Dataset rows:
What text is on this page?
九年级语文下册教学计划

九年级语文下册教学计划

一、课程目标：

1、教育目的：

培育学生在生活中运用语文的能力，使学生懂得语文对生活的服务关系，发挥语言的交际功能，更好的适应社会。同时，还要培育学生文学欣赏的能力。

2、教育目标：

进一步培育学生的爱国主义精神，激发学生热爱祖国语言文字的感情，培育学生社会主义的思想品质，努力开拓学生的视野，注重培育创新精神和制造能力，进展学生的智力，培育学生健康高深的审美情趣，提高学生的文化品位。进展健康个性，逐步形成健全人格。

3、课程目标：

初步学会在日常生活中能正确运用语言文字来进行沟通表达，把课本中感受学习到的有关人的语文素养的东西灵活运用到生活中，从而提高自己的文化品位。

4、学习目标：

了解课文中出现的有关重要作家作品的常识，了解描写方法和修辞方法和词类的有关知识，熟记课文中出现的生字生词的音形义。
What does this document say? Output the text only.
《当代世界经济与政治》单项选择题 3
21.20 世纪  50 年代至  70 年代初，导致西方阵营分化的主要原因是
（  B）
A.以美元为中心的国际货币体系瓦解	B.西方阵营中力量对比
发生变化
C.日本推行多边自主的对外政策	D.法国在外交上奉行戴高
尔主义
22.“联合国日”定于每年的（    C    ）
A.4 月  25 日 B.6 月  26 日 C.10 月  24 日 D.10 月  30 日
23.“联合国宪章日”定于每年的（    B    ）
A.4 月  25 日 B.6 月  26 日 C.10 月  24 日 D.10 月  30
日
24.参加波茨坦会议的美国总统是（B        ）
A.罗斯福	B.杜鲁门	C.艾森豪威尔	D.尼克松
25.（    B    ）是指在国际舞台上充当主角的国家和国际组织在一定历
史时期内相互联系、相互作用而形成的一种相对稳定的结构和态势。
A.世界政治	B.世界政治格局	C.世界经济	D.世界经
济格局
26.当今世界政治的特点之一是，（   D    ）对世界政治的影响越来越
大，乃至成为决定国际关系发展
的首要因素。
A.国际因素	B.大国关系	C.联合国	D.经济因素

EXERCISE: Look over the records above and copy each line that includes the string "text".

WORKED SOLUTION:
What text is on this page?
What does this document say? Output the text only.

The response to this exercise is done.